-- START OF DATA FOR THIS TASK --

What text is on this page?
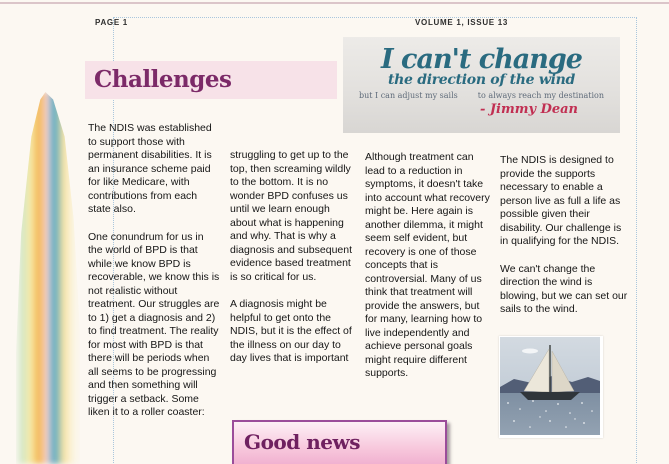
PAGE 1	VOLUME 1, ISSUE 13
Challenges
I can't change
the direction of the wind
but I can adjust my sails	to always reach my destination
- Jimmy Dean

The NDIS was established to support those with permanent disabilities. It is an insurance scheme paid for like Medicare, with contributions from each state also.

One conundrum for us in the world of BPD is that while we know BPD is recoverable, we know this is not realistic without treatment. Our struggles are to 1) get a diagnosis and 2) to find treatment. The reality for most with BPD is that there will be periods when all seems to be progressing and then something will trigger a setback. Some liken it to a roller coaster:

struggling to get up to the top, then screaming wildly to the bottom. It is no wonder BPD confuses us until we learn enough about what is happening and why. That is why a diagnosis and subsequent evidence based treatment is so critical for us.

A diagnosis might be helpful to get onto the NDIS, but it is the effect of the illness on our day to day lives that is important

Although treatment can lead to a reduction in symptoms, it doesn't take into account what recovery might be. Here again is another dilemma, it might seem self evident, but recovery is one of those concepts that is controversial. Many of us think that treatment will provide the answers, but for many, learning how to live independently and achieve personal goals might require different supports.

The NDIS is designed to provide the supports necessary to enable a person live as full a life as possible given their disability. Our challenge is in qualifying for the NDIS.

We can't change the direction the wind is blowing, but we can set our sails to the wind.

Good news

-- END OF DATA FOR THIS TASK --

> _WHAT IS EXPECTED_: Transcribe the material exactly, keeping every word and none of the pictures.

> _REPLY_:
What text is on this page?
PAGE 1	VOLUME 1, ISSUE 13
Challenges
I can't change
the direction of the wind
but I can adjust my sails	to always reach my destination
- Jimmy Dean

The NDIS was established to support those with permanent disabilities. It is an insurance scheme paid for like Medicare, with contributions from each state also.

One conundrum for us in the world of BPD is that while we know BPD is recoverable, we know this is not realistic without treatment. Our struggles are to 1) get a diagnosis and 2) to find treatment. The reality for most with BPD is that there will be periods when all seems to be progressing and then something will trigger a setback. Some liken it to a roller coaster:

struggling to get up to the top, then screaming wildly to the bottom. It is no wonder BPD confuses us until we learn enough about what is happening and why. That is why a diagnosis and subsequent evidence based treatment is so critical for us.

A diagnosis might be helpful to get onto the NDIS, but it is the effect of the illness on our day to day lives that is important

Although treatment can lead to a reduction in symptoms, it doesn't take into account what recovery might be. Here again is another dilemma, it might seem self evident, but recovery is one of those concepts that is controversial. Many of us think that treatment will provide the answers, but for many, learning how to live independently and achieve personal goals might require different supports.

The NDIS is designed to provide the supports necessary to enable a person live as full a life as possible given their disability. Our challenge is in qualifying for the NDIS.

We can't change the direction the wind is blowing, but we can set our sails to the wind.

Good news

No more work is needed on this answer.